Copy out each of the following lines word for word, with the pictures left out.

--

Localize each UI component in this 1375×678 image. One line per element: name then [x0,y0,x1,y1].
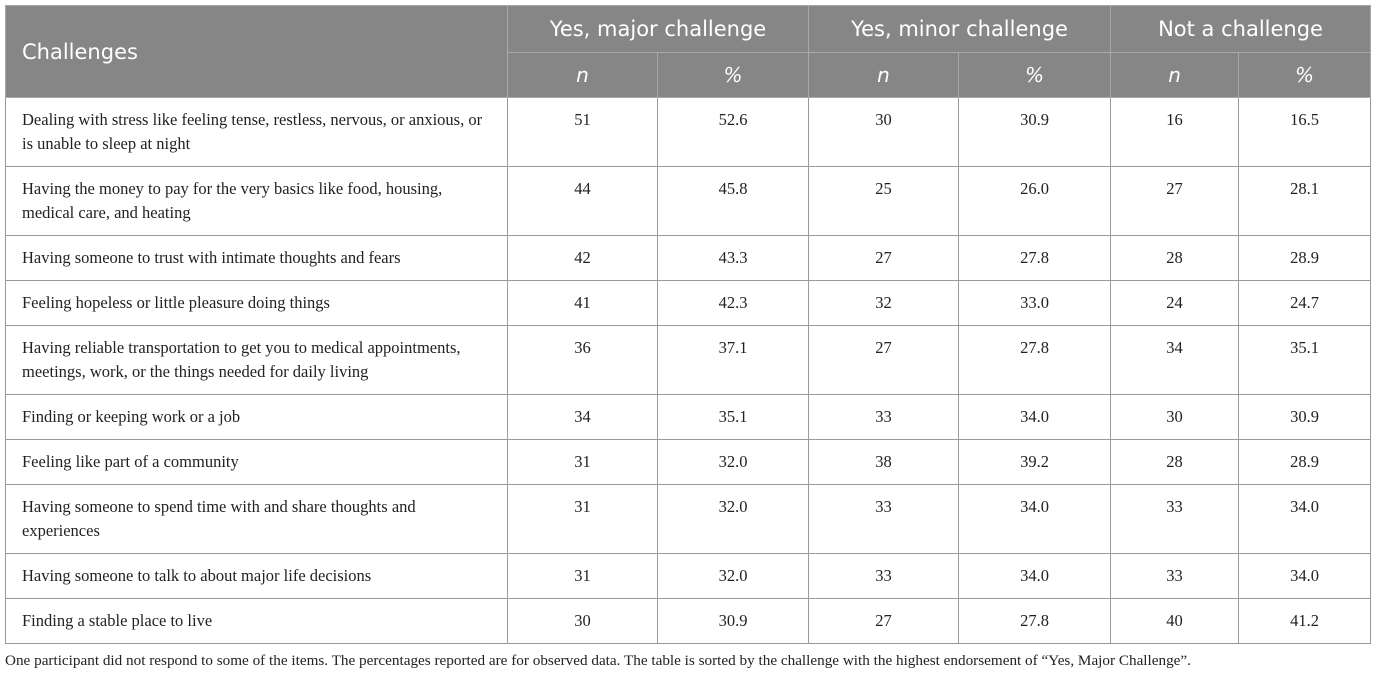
cell: 34.0 [1238,484,1372,554]
cell: 28.9 [1238,439,1372,485]
cell: 34 [1110,325,1240,395]
cell: 51 [507,97,658,167]
cell: 25 [808,166,960,236]
table-row: Feeling like part of a community 31 32.0 38… [5,439,1372,485]
cell: 30.9 [958,97,1112,167]
row-label: Having someone to talk to about major li… [5,553,508,599]
cell: 34.0 [958,553,1112,599]
subheader: % [958,52,1112,98]
cell: 37.1 [656,325,810,395]
subheader-row: n% n% n% [6,52,1372,98]
cell: 45.8 [656,166,810,236]
column-header: Not a challenge [1110,5,1372,53]
cell: 28.1 [1238,166,1372,236]
cell: 30.9 [656,598,810,644]
subheader: % [656,52,810,98]
table-row: Finding a stable place to live 30 30.9 27 27… [5,598,1372,644]
cell: 16 [1110,97,1240,167]
cell: 44 [507,166,658,236]
cell: 32.0 [656,553,810,599]
cell: 40 [1110,598,1240,644]
table-body: Dealing with stress like feeling tense, … [5,97,1372,644]
cell: 41.2 [1238,598,1372,644]
cell: 34.0 [958,484,1112,554]
cell: 27.8 [958,235,1112,281]
cell: 35.1 [1238,325,1372,395]
cell: 33 [808,484,960,554]
cell: 16.5 [1238,97,1372,167]
row-label: Dealing with stress like feeling tense, … [5,97,508,167]
cell: 34.0 [1238,553,1372,599]
table-row: Dealing with stress like feeling tense, … [5,97,1372,167]
cell: 24 [1110,280,1240,326]
cell: 28 [1110,235,1240,281]
table-row: Having reliable transportation to get yo… [5,325,1372,395]
table-row: Feeling hopeless or little pleasure doin… [5,280,1372,326]
cell: 42 [507,235,658,281]
row-label: Having someone to trust with intimate th… [5,235,508,281]
cell: 24.7 [1238,280,1372,326]
cell: 33 [1110,553,1240,599]
cell: 27.8 [958,598,1112,644]
table-row: Having someone to trust with intimate th… [5,235,1372,281]
cell: 27 [1110,166,1240,236]
cell: 52.6 [656,97,810,167]
subheader: n [808,52,960,98]
cell: 42.3 [656,280,810,326]
footnote: One participant did not respond to some … [5,652,1191,669]
cell: 27 [808,235,960,281]
cell: 30 [507,598,658,644]
row-label: Feeling like part of a community [5,439,508,485]
cell: 30 [808,97,960,167]
cell: 34 [507,394,658,440]
cell: 38 [808,439,960,485]
cell: 31 [507,553,658,599]
cell: 41 [507,280,658,326]
cell: 34.0 [958,394,1112,440]
row-label: Having someone to spend time with and sh… [5,484,508,554]
header-row: Challenges Yes, major challenge Yes, min… [5,5,1372,98]
subheader: % [1238,52,1372,98]
subheader: n [507,52,658,98]
cell: 28.9 [1238,235,1372,281]
cell: 33 [1110,484,1240,554]
column-header: Yes, minor challenge [808,5,1112,53]
cell: 33.0 [958,280,1112,326]
cell: 43.3 [656,235,810,281]
cell: 33 [808,553,960,599]
cell: 39.2 [958,439,1112,485]
cell: 27.8 [958,325,1112,395]
cell: 32.0 [656,484,810,554]
cell: 27 [808,325,960,395]
cell: 35.1 [656,394,810,440]
row-label: Having the money to pay for the very bas… [5,166,508,236]
cell: 26.0 [958,166,1112,236]
cell: 32.0 [656,439,810,485]
cell: 31 [507,439,658,485]
cell: 36 [507,325,658,395]
table-row: Having someone to talk to about major li… [5,553,1372,599]
column-header: Challenges [5,5,508,98]
table-row: Finding or keeping work or a job 34 35.1 33… [5,394,1372,440]
table-row: Having the money to pay for the very bas… [5,166,1372,236]
subheader: n [1110,52,1240,98]
cell: 27 [808,598,960,644]
cell: 33 [808,394,960,440]
column-header: Yes, major challenge [506,5,810,53]
table-row: Having someone to spend time with and sh… [5,484,1372,554]
cell: 31 [507,484,658,554]
row-label: Having reliable transportation to get yo… [5,325,508,395]
row-label: Feeling hopeless or little pleasure doin… [5,280,508,326]
cell: 28 [1110,439,1240,485]
cell: 30.9 [1238,394,1372,440]
cell: 30 [1110,394,1240,440]
data-table: Challenges Yes, major challenge Yes, min… [5,5,1372,644]
row-label: Finding a stable place to live [5,598,508,644]
row-label: Finding or keeping work or a job [5,394,508,440]
cell: 32 [808,280,960,326]
table-header: Challenges Yes, major challenge Yes, min… [5,5,1372,98]
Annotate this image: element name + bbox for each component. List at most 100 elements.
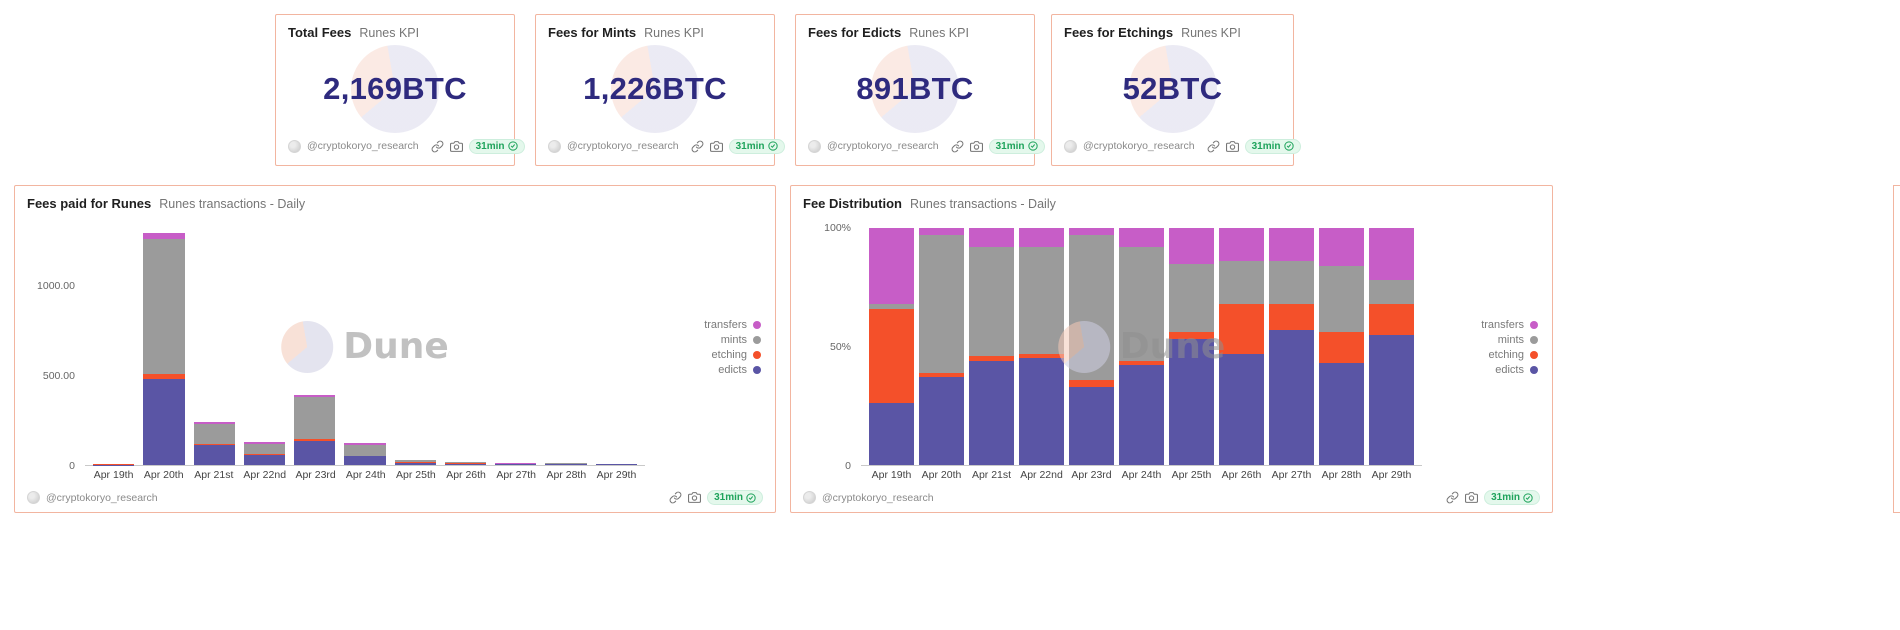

--

Exercise result
Localize each UI component in this 1375×678 image. One line per element: name then [x0,y0,x1,y1].
cell: 34.0 [1238,484,1372,554]
cell: 28.9 [1238,439,1372,485]
cell: 34 [1110,325,1240,395]
cell: 51 [507,97,658,167]
cell: 25 [808,166,960,236]
table-row: Feeling like part of a community 31 32.0 38… [5,439,1372,485]
cell: 30.9 [958,97,1112,167]
row-label: Having someone to talk to about major li… [5,553,508,599]
cell: 34.0 [958,553,1112,599]
subheader: % [958,52,1112,98]
cell: 37.1 [656,325,810,395]
subheader-row: n% n% n% [6,52,1372,98]
cell: 45.8 [656,166,810,236]
column-header: Not a challenge [1110,5,1372,53]
cell: 28.1 [1238,166,1372,236]
cell: 30.9 [656,598,810,644]
subheader: % [656,52,810,98]
table-row: Finding a stable place to live 30 30.9 27 27… [5,598,1372,644]
cell: 16 [1110,97,1240,167]
cell: 44 [507,166,658,236]
cell: 32.0 [656,553,810,599]
cell: 40 [1110,598,1240,644]
table-body: Dealing with stress like feeling tense, … [5,97,1372,644]
cell: 41.2 [1238,598,1372,644]
cell: 34.0 [958,484,1112,554]
cell: 27.8 [958,235,1112,281]
cell: 35.1 [1238,325,1372,395]
cell: 33 [808,484,960,554]
cell: 16.5 [1238,97,1372,167]
row-label: Dealing with stress like feeling tense, … [5,97,508,167]
cell: 34.0 [1238,553,1372,599]
table-row: Dealing with stress like feeling tense, … [5,97,1372,167]
cell: 24 [1110,280,1240,326]
cell: 28 [1110,235,1240,281]
table-row: Having reliable transportation to get yo… [5,325,1372,395]
table-row: Feeling hopeless or little pleasure doin… [5,280,1372,326]
cell: 42 [507,235,658,281]
row-label: Having someone to trust with intimate th… [5,235,508,281]
cell: 24.7 [1238,280,1372,326]
cell: 33 [1110,553,1240,599]
cell: 27.8 [958,598,1112,644]
table-row: Having someone to trust with intimate th… [5,235,1372,281]
cell: 27 [1110,166,1240,236]
cell: 52.6 [656,97,810,167]
subheader: n [808,52,960,98]
cell: 42.3 [656,280,810,326]
footnote: One participant did not respond to some … [5,652,1191,669]
cell: 27 [808,235,960,281]
cell: 30 [507,598,658,644]
row-label: Feeling like part of a community [5,439,508,485]
cell: 30 [808,97,960,167]
cell: 34 [507,394,658,440]
cell: 38 [808,439,960,485]
cell: 31 [507,553,658,599]
cell: 41 [507,280,658,326]
cell: 34.0 [958,394,1112,440]
row-label: Having someone to spend time with and sh… [5,484,508,554]
header-row: Challenges Yes, major challenge Yes, min… [5,5,1372,98]
subheader: % [1238,52,1372,98]
subheader: n [507,52,658,98]
cell: 28.9 [1238,235,1372,281]
cell: 33 [1110,484,1240,554]
column-header: Yes, minor challenge [808,5,1112,53]
cell: 33.0 [958,280,1112,326]
cell: 43.3 [656,235,810,281]
cell: 33 [808,553,960,599]
cell: 39.2 [958,439,1112,485]
cell: 27.8 [958,325,1112,395]
cell: 32.0 [656,484,810,554]
cell: 27 [808,325,960,395]
cell: 35.1 [656,394,810,440]
row-label: Having the money to pay for the very bas… [5,166,508,236]
cell: 26.0 [958,166,1112,236]
cell: 32.0 [656,439,810,485]
cell: 31 [507,439,658,485]
cell: 36 [507,325,658,395]
table-row: Having someone to talk to about major li… [5,553,1372,599]
column-header: Challenges [5,5,508,98]
table-row: Finding or keeping work or a job 34 35.1 33… [5,394,1372,440]
table-row: Having the money to pay for the very bas… [5,166,1372,236]
subheader: n [1110,52,1240,98]
cell: 27 [808,598,960,644]
cell: 33 [808,394,960,440]
column-header: Yes, major challenge [506,5,810,53]
table-row: Having someone to spend time with and sh… [5,484,1372,554]
cell: 31 [507,484,658,554]
row-label: Having reliable transportation to get yo… [5,325,508,395]
row-label: Feeling hopeless or little pleasure doin… [5,280,508,326]
cell: 28 [1110,439,1240,485]
cell: 30.9 [1238,394,1372,440]
cell: 30 [1110,394,1240,440]
data-table: Challenges Yes, major challenge Yes, min… [5,5,1372,644]
row-label: Finding a stable place to live [5,598,508,644]
row-label: Finding or keeping work or a job [5,394,508,440]
cell: 32 [808,280,960,326]
table-header: Challenges Yes, major challenge Yes, min… [5,5,1372,98]
Annotate this image: element name + bbox for each component. List at most 100 elements.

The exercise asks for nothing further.